Do this ->
Gather from the listing below each line that includes the word "Riesen", and copy it.

(Data records)
=-=-=-=-=

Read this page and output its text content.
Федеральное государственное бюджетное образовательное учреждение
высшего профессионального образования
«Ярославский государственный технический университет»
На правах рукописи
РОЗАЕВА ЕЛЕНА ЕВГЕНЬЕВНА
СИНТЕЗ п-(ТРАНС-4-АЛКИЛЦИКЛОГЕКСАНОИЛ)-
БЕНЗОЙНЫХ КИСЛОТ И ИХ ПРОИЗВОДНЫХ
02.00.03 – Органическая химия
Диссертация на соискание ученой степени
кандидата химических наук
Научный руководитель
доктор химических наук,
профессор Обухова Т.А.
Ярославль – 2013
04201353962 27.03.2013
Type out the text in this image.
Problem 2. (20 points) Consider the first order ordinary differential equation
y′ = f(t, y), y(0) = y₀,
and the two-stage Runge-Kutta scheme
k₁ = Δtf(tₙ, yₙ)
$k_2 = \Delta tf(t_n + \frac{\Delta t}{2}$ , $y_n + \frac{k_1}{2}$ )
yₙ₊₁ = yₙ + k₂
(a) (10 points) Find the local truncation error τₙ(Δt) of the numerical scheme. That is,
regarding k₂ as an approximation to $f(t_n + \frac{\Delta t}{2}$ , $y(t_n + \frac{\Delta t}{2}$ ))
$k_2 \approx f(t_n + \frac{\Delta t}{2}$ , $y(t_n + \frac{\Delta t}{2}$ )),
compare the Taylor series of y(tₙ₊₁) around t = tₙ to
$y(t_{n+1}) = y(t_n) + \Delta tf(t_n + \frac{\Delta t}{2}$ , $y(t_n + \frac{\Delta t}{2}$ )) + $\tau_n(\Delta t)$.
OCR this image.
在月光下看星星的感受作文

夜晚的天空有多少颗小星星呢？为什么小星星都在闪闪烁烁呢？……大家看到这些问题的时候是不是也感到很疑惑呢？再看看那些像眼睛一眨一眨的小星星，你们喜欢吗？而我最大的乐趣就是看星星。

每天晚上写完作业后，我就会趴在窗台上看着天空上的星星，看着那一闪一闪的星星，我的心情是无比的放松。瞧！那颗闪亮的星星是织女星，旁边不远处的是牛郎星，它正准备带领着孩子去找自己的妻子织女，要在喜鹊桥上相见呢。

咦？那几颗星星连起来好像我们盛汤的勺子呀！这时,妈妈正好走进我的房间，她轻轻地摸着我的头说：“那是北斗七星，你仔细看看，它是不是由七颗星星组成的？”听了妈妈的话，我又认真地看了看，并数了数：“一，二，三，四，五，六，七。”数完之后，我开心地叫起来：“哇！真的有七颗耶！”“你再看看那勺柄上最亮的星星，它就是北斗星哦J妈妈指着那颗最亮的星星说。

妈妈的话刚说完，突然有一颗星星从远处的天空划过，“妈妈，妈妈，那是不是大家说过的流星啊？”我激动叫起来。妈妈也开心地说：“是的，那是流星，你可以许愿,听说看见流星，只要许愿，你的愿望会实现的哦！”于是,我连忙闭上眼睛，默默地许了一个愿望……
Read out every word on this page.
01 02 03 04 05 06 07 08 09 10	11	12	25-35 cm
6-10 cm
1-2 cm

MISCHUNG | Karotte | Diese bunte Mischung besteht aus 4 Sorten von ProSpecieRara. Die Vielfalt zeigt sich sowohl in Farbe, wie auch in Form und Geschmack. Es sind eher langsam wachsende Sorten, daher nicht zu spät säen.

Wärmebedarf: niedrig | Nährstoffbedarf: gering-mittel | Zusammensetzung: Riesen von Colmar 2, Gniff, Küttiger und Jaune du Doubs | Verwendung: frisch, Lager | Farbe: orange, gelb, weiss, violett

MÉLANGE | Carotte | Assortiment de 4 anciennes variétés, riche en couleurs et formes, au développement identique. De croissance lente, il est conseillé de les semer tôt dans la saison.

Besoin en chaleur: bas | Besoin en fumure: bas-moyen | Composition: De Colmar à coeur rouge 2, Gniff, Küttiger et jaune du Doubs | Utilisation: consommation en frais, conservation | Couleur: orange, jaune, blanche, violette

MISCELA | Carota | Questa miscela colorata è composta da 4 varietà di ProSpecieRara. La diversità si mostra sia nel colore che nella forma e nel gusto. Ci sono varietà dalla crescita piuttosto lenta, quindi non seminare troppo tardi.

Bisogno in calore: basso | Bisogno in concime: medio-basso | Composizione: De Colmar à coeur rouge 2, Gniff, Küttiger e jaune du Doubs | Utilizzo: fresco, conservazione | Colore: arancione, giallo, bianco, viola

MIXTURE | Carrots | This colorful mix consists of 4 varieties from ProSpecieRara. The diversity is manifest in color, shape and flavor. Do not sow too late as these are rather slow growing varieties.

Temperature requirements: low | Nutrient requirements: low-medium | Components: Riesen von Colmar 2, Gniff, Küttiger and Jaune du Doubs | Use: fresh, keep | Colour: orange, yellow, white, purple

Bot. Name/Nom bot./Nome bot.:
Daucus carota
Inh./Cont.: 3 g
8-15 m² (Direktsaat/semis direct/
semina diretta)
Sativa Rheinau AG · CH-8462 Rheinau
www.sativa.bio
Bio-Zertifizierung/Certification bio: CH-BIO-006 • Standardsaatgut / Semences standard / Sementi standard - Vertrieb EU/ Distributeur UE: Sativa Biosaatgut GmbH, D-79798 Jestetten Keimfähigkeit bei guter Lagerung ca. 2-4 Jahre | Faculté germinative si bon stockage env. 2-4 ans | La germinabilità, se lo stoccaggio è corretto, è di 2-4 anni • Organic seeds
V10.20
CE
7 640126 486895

=-=-=-=-=

Solution to this task ->
Wärmebedarf: niedrig | Nährstoffbedarf: gering-mittel | Zusammensetzung: Riesen von Colmar 2, Gniff, Küttiger und Jaune du Doubs | Verwendung: frisch, Lager | Farbe: orange, gelb, weiss, violett
Temperature requirements: low | Nutrient requirements: low-medium | Components: Riesen von Colmar 2, Gniff, Küttiger and Jaune du Doubs | Use: fresh, keep | Colour: orange, yellow, white, purple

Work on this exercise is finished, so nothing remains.